*Exercise objective*: Repeat the material exactly, every line of it.

◆ ◆ ◆ ◆ ◆ ◆ ◆

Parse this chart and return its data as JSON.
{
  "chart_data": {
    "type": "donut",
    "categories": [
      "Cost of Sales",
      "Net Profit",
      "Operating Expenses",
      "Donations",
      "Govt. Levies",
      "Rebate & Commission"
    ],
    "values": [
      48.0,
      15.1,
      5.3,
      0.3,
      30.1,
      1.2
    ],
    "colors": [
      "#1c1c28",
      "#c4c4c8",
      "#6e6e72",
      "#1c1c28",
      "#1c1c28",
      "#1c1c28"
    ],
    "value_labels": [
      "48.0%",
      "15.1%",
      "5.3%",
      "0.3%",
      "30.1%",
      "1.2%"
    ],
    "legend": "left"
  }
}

◆ ◆ ◆ ◆ ◆ ◆ ◆

*Answer to the problem*:
Parse this chart and return its data as JSON.
{
  "chart_data": {
    "type": "donut",
    "categories": [
      "Cost of Sales",
      "Net Profit",
      "Operating Expenses",
      "Donations",
      "Govt. Levies",
      "Rebate & Commission"
    ],
    "values": [
      48.0,
      15.1,
      5.3,
      0.3,
      30.1,
      1.2
    ],
    "colors": [
      "#1c1c28",
      "#c4c4c8",
      "#6e6e72",
      "#1c1c28",
      "#1c1c28",
      "#1c1c28"
    ],
    "value_labels": [
      "48.0%",
      "15.1%",
      "5.3%",
      "0.3%",
      "30.1%",
      "1.2%"
    ],
    "legend": "left"
  }
}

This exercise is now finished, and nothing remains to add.